** TASK GOAL **
Restate, word for word, every line of the data.

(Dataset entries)
....
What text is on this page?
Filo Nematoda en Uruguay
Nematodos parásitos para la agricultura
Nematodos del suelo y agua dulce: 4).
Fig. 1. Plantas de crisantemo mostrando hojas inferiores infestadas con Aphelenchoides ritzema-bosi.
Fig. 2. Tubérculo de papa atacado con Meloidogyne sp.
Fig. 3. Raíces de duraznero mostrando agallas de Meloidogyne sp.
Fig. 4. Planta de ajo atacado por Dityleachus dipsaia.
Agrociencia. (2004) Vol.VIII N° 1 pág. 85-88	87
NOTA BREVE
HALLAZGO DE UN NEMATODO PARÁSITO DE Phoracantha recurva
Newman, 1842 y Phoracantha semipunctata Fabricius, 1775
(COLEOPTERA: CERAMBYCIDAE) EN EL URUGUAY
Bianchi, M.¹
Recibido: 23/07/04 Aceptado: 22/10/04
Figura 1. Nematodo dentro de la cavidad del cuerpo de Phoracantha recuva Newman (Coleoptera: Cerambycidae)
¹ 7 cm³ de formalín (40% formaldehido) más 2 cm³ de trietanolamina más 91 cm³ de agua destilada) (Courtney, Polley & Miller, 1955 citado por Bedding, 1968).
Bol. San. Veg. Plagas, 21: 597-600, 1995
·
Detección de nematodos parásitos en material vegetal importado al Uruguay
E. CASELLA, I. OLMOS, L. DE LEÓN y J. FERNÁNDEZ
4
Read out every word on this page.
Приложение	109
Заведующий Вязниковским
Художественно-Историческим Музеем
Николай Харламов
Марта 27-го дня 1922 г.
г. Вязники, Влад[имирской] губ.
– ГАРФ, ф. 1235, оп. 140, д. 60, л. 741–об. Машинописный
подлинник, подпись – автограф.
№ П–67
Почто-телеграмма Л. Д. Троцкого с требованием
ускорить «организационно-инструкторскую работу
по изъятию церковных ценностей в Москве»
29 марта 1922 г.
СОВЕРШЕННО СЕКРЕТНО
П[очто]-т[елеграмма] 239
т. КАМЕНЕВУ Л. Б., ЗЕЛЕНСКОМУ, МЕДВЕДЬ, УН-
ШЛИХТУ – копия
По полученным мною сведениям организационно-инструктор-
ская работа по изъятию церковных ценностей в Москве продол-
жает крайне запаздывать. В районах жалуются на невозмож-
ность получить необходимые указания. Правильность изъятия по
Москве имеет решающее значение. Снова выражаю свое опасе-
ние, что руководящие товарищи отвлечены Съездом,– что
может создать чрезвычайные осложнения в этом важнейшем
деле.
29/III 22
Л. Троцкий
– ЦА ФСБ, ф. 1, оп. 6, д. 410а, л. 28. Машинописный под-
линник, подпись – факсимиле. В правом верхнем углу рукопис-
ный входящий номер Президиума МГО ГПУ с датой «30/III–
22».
....
** ANSWER TO THIS PROBLEM **
What text is on this page?
Filo Nematoda en Uruguay
Nematodos parásitos para la agricultura
Nematodos del suelo y agua dulce: 4).
Fig. 1. Plantas de crisantemo mostrando hojas inferiores infestadas con Aphelenchoides ritzema-bosi.
Fig. 2. Tubérculo de papa atacado con Meloidogyne sp.
Fig. 3. Raíces de duraznero mostrando agallas de Meloidogyne sp.
Fig. 4. Planta de ajo atacado por Dityleachus dipsaia.
Agrociencia. (2004) Vol.VIII N° 1 pág. 85-88	87
NOTA BREVE
HALLAZGO DE UN NEMATODO PARÁSITO DE Phoracantha recurva
Newman, 1842 y Phoracantha semipunctata Fabricius, 1775
(COLEOPTERA: CERAMBYCIDAE) EN EL URUGUAY
Bianchi, M.¹
Recibido: 23/07/04 Aceptado: 22/10/04
Figura 1. Nematodo dentro de la cavidad del cuerpo de Phoracantha recuva Newman (Coleoptera: Cerambycidae)
¹ 7 cm³ de formalín (40% formaldehido) más 2 cm³ de trietanolamina más 91 cm³ de agua destilada) (Courtney, Polley & Miller, 1955 citado por Bedding, 1968).
Bol. San. Veg. Plagas, 21: 597-600, 1995
·
Detección de nematodos parásitos en material vegetal importado al Uruguay
E. CASELLA, I. OLMOS, L. DE LEÓN y J. FERNÁNDEZ
4
Read out every word on this page.
Приложение	109
Заведующий Вязниковским
Художественно-Историческим Музеем
Николай Харламов
Марта 27-го дня 1922 г.
г. Вязники, Влад[имирской] губ.
– ГАРФ, ф. 1235, оп. 140, д. 60, л. 741–об. Машинописный
подлинник, подпись – автограф.
№ П–67
Почто-телеграмма Л. Д. Троцкого с требованием
ускорить «организационно-инструкторскую работу
по изъятию церковных ценностей в Москве»
29 марта 1922 г.
СОВЕРШЕННО СЕКРЕТНО
П[очто]-т[елеграмма] 239
т. КАМЕНЕВУ Л. Б., ЗЕЛЕНСКОМУ, МЕДВЕДЬ, УН-
ШЛИХТУ – копия
По полученным мною сведениям организационно-инструктор-
ская работа по изъятию церковных ценностей в Москве продол-
жает крайне запаздывать. В районах жалуются на невозмож-
ность получить необходимые указания. Правильность изъятия по
Москве имеет решающее значение. Снова выражаю свое опасе-
ние, что руководящие товарищи отвлечены Съездом,– что
может создать чрезвычайные осложнения в этом важнейшем
деле.
29/III 22
Л. Троцкий
– ЦА ФСБ, ф. 1, оп. 6, д. 410а, л. 28. Машинописный под-
линник, подпись – факсимиле. В правом верхнем углу рукопис-
ный входящий номер Президиума МГО ГПУ с датой «30/III–
22».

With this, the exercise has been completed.